• [PROBLEMS]:
**A)** In the forum thread on DSLR X-ray fog below, list every distinct username that appears as the author of a post, without repeats.
**B)** Echo the passage of the DSLR X-ray fog thread below, starting at "Several other images" and running up to and including "Guru (Jul 26, 2014)".
**C)** Carry on the forum thread about DSLR X-ray fog from the point where it stops, not the material that follows it.

• [GIVEN TEXT]:
# DSLR X-Ray Fog ????????



## Cruzingoose (Jul 26, 2014)

A couple of shots with more pronounced fog. Images made with *istD. Flew Delta from West to East coast. 
Several other images have gray fog but not as bad as this. My Android Tab was left in a non functional state and had to have master reset/erase/restore before it was operational.


----------



## Light Guru (Jul 26, 2014)

X-rays will not cause that to digital equipment. Those images look like there is something on ether the front or rear element of the lens.

X-rays would also not corrupt the software on a tablet.


----------



## petrochemist (Jul 26, 2014)

Light Guru said:


> X-rays will not cause that to digital equipment. Those images look like there is something on ether the front or rear element of the lens.
> 
> X-rays would also not corrupt the software on a tablet.



That far to clear for the front element.
I'd guess it's down to a greasy fingerprint on the rear of the lens, Try cleaning it with iso-propanol.


----------



## Cruzingoose (Jul 27, 2014)

• [SUPPLIED DATA]:
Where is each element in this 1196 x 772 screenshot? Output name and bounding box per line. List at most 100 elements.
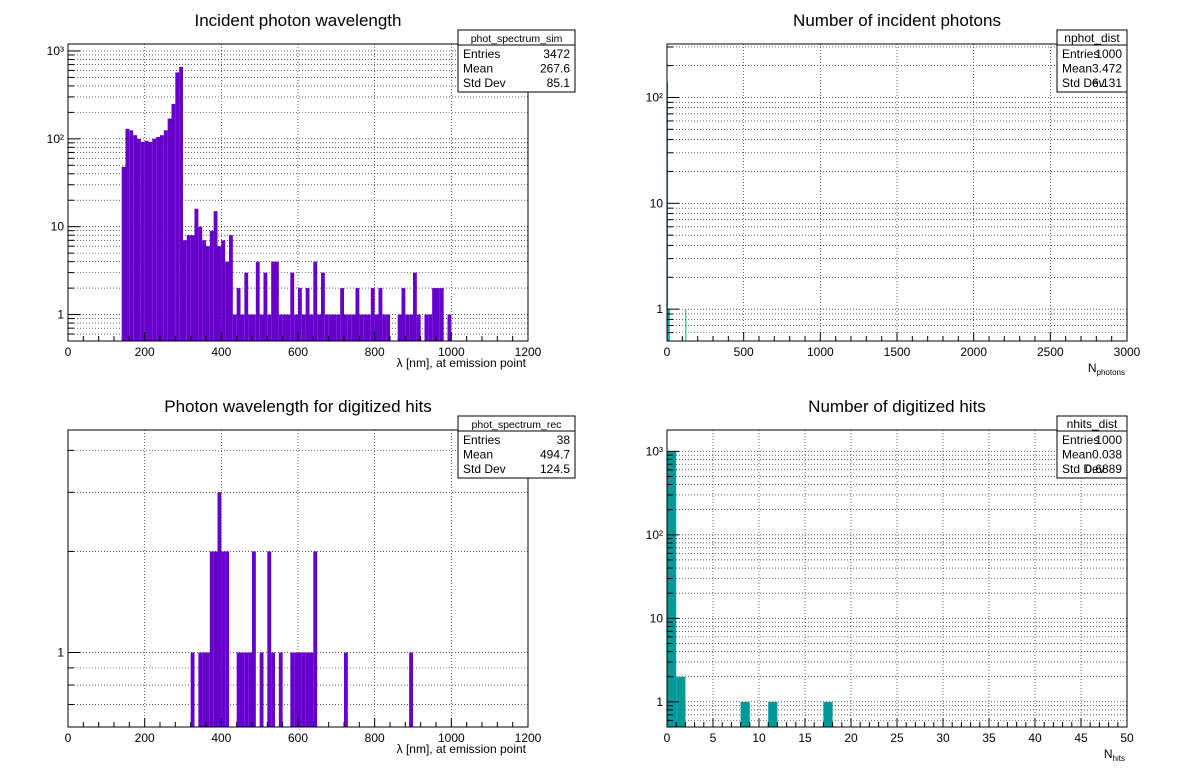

• [ANSWER LIST]:
**A)**
Cruzingoose
Light Guru
petrochemist

**B)**
Several other images have gray fog but not as bad as this. My Android Tab was left in a non functional state and had to have master reset/erase/restore before it was operational.


----------



## Light Guru (Jul 26, 2014)

**C)**
The lens is a Pentax SMC 50mm F2, A series purchased with the camera from KEH, and has never been off the camera since purchase last year. The only images with the fog are most of the ones taken after the flight. All images taken before and since after return have no defects. If it were a smudge on the rear element, it would manifest itself on all images in the same place and same size and shape. But just to humour myself, I removed the lens and found the rear element to be faultlessly clean, the front of the lens (Hoya HMC UV filter) also faultless. I do not use a camera strap on the camera, but on a semi-hard case. I've shot several hunderd more images on the same CF card since the trip and not a single defective image was recorded. 

The tablet was ON after landing had a completely pixellated screen and totally unresponsive. Remember the device was OFF as per requirements when checked through the baggage. The only remedy was to dissasemble the device, disconnect and reconnect the battery, hold power and vol buttons to reset. Simply disconnecting the battery for a few minutes did nothing, it would not turn on.


----------



## jaomul (Jul 27, 2014)

That's like dampness from condensation from going between a hot to cold place. I suggest you take the lens off and gently clean it. Allow the camera and lens to sit in a normal room temp for a while then


----------



## timor (Aug 1, 2014)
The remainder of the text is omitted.